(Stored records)

##############################

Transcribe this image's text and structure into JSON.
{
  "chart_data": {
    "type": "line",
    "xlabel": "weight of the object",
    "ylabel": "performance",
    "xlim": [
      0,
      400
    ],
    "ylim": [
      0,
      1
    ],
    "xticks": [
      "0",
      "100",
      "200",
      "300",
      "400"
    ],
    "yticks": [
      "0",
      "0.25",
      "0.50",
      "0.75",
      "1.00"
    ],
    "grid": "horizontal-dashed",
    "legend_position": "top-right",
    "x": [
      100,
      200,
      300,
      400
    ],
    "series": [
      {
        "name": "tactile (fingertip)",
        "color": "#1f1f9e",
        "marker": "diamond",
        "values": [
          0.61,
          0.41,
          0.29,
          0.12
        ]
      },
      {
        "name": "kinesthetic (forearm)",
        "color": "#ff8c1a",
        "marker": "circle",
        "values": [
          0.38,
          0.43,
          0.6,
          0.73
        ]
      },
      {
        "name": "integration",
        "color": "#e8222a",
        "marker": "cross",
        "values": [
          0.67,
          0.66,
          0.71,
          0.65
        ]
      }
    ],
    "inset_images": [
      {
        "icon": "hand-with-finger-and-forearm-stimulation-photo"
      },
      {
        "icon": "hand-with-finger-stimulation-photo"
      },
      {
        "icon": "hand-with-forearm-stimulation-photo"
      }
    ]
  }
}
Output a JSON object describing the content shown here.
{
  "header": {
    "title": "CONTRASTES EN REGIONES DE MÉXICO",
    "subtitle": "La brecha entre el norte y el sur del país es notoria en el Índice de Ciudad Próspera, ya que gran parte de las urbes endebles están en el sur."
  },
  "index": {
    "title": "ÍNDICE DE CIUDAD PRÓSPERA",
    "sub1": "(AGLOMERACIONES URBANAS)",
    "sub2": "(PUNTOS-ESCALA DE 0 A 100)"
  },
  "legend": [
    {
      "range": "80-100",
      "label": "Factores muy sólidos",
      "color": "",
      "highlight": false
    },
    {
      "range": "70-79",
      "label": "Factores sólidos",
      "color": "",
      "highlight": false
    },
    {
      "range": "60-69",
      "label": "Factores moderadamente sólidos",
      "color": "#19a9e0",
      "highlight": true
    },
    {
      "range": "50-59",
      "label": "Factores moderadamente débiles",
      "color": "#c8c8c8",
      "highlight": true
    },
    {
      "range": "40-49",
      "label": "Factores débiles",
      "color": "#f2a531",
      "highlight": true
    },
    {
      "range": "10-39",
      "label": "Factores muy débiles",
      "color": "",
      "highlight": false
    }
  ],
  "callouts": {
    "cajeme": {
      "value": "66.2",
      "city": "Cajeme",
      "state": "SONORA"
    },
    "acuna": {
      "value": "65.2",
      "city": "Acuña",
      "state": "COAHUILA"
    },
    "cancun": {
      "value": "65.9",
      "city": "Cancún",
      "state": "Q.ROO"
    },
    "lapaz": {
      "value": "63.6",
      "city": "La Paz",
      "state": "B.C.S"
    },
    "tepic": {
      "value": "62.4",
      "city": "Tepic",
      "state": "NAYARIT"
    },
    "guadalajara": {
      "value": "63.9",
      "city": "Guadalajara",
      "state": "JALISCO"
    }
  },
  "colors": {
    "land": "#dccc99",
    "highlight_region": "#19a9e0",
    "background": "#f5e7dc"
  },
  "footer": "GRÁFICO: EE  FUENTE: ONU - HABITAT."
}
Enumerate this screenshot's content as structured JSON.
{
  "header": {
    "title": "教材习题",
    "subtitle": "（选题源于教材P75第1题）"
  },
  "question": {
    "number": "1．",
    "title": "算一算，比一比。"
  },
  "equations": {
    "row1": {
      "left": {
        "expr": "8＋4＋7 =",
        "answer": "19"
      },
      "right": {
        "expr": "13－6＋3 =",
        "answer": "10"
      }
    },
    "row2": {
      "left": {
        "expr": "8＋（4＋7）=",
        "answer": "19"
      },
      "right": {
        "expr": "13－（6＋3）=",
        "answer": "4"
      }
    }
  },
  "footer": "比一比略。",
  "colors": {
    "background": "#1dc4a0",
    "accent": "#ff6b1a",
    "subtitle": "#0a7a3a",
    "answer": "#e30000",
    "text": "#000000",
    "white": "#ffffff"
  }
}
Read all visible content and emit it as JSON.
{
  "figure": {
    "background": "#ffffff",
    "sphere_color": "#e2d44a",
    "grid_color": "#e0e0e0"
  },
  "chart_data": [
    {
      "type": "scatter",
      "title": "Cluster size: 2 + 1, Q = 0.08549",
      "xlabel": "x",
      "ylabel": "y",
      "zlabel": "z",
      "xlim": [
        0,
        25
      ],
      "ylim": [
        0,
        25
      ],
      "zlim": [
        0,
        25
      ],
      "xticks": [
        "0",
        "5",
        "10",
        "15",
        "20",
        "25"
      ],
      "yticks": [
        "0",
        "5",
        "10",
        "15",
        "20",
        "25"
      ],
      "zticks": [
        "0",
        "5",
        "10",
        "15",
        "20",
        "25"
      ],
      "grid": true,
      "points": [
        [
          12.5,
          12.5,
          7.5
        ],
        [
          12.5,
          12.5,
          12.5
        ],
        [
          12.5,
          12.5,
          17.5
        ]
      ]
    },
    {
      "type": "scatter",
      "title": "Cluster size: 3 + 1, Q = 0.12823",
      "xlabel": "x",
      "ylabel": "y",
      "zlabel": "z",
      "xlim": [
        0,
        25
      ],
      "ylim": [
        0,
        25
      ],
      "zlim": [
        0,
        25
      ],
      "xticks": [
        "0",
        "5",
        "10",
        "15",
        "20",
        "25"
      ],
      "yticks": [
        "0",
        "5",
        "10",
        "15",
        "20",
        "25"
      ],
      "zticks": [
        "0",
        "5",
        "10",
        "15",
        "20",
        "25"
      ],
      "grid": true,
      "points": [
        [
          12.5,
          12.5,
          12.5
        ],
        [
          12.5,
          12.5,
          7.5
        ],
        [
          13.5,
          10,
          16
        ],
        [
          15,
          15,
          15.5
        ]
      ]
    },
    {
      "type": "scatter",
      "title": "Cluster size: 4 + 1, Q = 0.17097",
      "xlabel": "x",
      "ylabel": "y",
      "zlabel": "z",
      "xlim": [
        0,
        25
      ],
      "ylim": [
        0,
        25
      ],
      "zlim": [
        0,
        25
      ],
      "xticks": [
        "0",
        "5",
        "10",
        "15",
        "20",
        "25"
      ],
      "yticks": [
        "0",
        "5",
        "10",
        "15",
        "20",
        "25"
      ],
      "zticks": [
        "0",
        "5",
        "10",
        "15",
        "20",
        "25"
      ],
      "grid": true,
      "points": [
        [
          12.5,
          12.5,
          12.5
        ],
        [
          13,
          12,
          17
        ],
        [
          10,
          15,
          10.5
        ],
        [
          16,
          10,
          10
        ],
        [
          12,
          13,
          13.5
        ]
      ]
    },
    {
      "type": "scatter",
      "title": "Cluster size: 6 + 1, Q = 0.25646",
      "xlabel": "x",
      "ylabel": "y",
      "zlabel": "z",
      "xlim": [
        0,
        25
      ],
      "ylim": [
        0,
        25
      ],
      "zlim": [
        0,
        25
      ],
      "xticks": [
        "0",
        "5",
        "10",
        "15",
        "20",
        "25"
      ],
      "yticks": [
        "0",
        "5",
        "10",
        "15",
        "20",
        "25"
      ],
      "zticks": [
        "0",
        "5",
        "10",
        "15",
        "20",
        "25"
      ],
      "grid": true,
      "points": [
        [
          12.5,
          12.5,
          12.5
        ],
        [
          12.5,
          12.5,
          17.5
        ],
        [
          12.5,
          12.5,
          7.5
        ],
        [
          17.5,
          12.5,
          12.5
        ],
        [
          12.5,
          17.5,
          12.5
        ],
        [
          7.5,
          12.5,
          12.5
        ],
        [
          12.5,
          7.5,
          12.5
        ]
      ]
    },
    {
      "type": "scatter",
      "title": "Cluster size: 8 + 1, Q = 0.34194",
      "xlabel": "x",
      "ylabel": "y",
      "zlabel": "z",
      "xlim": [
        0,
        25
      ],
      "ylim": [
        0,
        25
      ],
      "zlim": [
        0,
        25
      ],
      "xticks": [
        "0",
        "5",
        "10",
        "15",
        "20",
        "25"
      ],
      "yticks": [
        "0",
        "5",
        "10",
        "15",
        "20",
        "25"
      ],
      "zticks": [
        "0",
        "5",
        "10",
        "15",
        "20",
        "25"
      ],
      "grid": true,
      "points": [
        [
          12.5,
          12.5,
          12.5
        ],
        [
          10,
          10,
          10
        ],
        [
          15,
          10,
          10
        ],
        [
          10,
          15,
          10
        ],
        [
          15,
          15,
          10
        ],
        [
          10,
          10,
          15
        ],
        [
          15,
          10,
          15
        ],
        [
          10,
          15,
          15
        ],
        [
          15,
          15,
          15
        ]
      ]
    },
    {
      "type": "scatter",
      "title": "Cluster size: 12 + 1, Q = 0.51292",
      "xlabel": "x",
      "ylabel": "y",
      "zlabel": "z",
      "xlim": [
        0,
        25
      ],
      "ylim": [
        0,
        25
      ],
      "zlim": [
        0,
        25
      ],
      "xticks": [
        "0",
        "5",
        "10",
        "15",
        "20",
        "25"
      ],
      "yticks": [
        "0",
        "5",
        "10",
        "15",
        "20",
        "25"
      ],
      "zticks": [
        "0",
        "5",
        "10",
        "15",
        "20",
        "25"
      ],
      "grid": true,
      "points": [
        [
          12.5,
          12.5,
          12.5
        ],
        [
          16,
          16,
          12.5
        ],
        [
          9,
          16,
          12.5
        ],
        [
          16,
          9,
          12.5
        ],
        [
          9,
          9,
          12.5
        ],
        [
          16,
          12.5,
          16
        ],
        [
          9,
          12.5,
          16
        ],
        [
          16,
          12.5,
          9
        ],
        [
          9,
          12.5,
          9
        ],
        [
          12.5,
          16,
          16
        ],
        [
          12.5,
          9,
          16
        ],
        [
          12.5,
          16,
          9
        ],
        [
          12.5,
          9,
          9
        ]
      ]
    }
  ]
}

##############################

### What is expected:
Search the lines above for the string "hand", then show every one that has it.

### Response:
        "icon": "hand-with-finger-and-forearm-stimulation-photo"
        "icon": "hand-with-finger-stimulation-photo"
        "icon": "hand-with-forearm-stimulation-photo"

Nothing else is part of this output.